## What is asked
Every line below that contains "available" is to be copied.

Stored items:
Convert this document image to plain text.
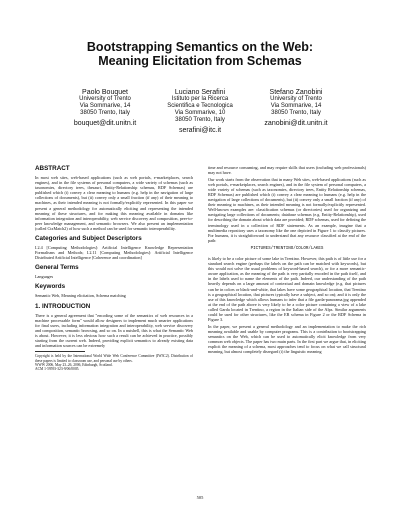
Bootstrapping Semantics on the Web:
Meaning Elicitation from Schemas
Paolo Bouquet
University of Trento
Via Sommarive, 14
38050 Trento, Italy
bouquet@dit.unitn.it
Luciano Serafini
Istituto per la Ricerca
Scientifica e Tecnologica
Via Sommarive, 10
38050 Trento, Italy
serafini@itc.it
Stefano Zanobini
University of Trento
Via Sommarive, 14
38050 Trento, Italy
zanobini@dit.unitn.it
ABSTRACT

In most web sites, web-based applications (such as web portals, e-marketplaces, search engines), and in the file systems of personal computers, a wide variety of schemas (such as taxonomies, directory trees, thesauri, Entity-Relationship schemas, RDF Schemas) are published which (i) convey a clear meaning to humans (e.g. help in the navigation of large collections of documents), but (ii) convey only a small fraction (if any) of their meaning to machines, as their intended meaning is not formally/explicitly represented. In this paper we present a general methodology for automatically eliciting and representing the intended meaning of these structures, and for making this meaning available in domains like information integration and interoperability, web service discovery and composition, peer-to-peer knowledge management, and semantic browsers. We also present an implementation (called CtxMatch2) of how such a method can be used for semantic interoperability.

Categories and Subject Descriptors

I.2.4 [Computing Methodologies]: Artificial Intelligence Knowledge Representation Formalisms and Methods; I.2.11 [Computing Methodologies]: Artificial Intelligence Distributed Artificial Intelligence [Coherence and coordination]

General Terms

Languages

Keywords

Semantic Web, Meaning elicitation, Schema matching

1. INTRODUCTION

There is a general agreement that "encoding some of the semantics of web resources in a machine processable form" would allow designers to implement much smarter applications for final users, including information integration and interoperability, web service discovery and composition, semantic browsing, and so on. In a nutshell, this is what the Semantic Web is about. However, it is less obvious how such a result can be achieved in practice, possibly starting from the current web. Indeed, providing explicit semantics to already existing data and information sources can be extremely

Copyright is held by the International World Wide Web Conference Committee (IW3C2). Distribution of these papers is limited to classroom use, and personal use by others.
WWW 2006, May 23–26, 2006, Edinburgh, Scotland.
ACM 1-59593-323-9/06/0005.

time and resource consuming, and may require skills that users (including web professionals) may not have.

Our work starts from the observation that in many Web sites, web-based applications (such as web portals, e-marketplaces, search engines), and in the file system of personal computers, a wide variety of schemas (such as taxonomies, directory trees, Entity Relationship schemas, RDF Schemas) are published which (i) convey a clear meaning to humans (e.g. help in the navigation of large collections of documents), but (ii) convey only a small fraction (if any) of their meaning to machines, as their intended meaning is not formally/explicitly represented. Well-known examples are: classification schemas (or directories) used for organizing and navigating large collections of documents; database schemas (e.g. Entity-Relationship), used for describing the domain about which data are provided; RDF schemas, used for defining the terminology used in a collection of RDF statements. As an example, imagine that a multimedia repository uses a taxonomy like the one depicted in Figure 1 to classify pictures. For humans, it is straightforward to understand that any resource classified at the end of the path:

PICTURES/TRENTINO/COLOR/LAKES

is likely to be a color picture of some lake in Trentino. However, this path is of little use for a standard search engine (perhaps the labels on the path can be matched with keywords), but this would not solve the usual problems of keyword-based search), or for a more semantic-aware application, as the meaning of the path is very partially encoded in the path itself, and in the labels used to name the elements of the path. Indeed, our understanding of the path heavily depends on a large amount of contextual and domain knowledge (e.g. that pictures can be in colors or black-and-white, that lakes have some geographical location, that Trentino is a geographical location, that pictures typically have a subject, and so on); and it is only the use of this knowledge which allows humans to infer that a file garda-panorama.jpg appended at the end of the path above is very likely to be a color picture containing a view of a lake called Garda located in Trentino, a region in the Italian side of the Alps. Similar arguments could be used for other structures, like the ER schema in Figure 2 or the RDF Schema in Figure 3.

In the paper, we present a general methodology and an implementation to make the rich meaning available and usable by computer programs. This is a contribution to bootstrapping semantics on the Web, which can be used to automatically elicit knowledge from very common web objects. The paper has two main parts. In the first part we argue that, in eliciting explicit the meaning of a schema, most approaches tend to focus on what we call structural meaning, but almost completely disregard (i) the linguistic meaning

505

## Solution for this exercise
In most web sites, web-based applications (such as web portals, e-marketplaces, search engines), and in the file systems of personal computers, a wide variety of schemas (such as taxonomies, directory trees, thesauri, Entity-Relationship schemas, RDF Schemas) are published which (i) convey a clear meaning to humans (e.g. help in the navigation of large collections of documents), but (ii) convey only a small fraction (if any) of their meaning to machines, as their intended meaning is not formally/explicitly represented. In this paper we present a general methodology for automatically eliciting and representing the intended meaning of these structures, and for making this meaning available in domains like information integration and interoperability, web service discovery and composition, peer-to-peer knowledge management, and semantic browsers. We also present an implementation (called CtxMatch2) of how such a method can be used for semantic interoperability.
In the paper, we present a general methodology and an implementation to make the rich meaning available and usable by computer programs. This is a contribution to bootstrapping semantics on the Web, which can be used to automatically elicit knowledge from very common web objects. The paper has two main parts. In the first part we argue that, in eliciting explicit the meaning of a schema, most approaches tend to focus on what we call structural meaning, but almost completely disregard (i) the linguistic meaning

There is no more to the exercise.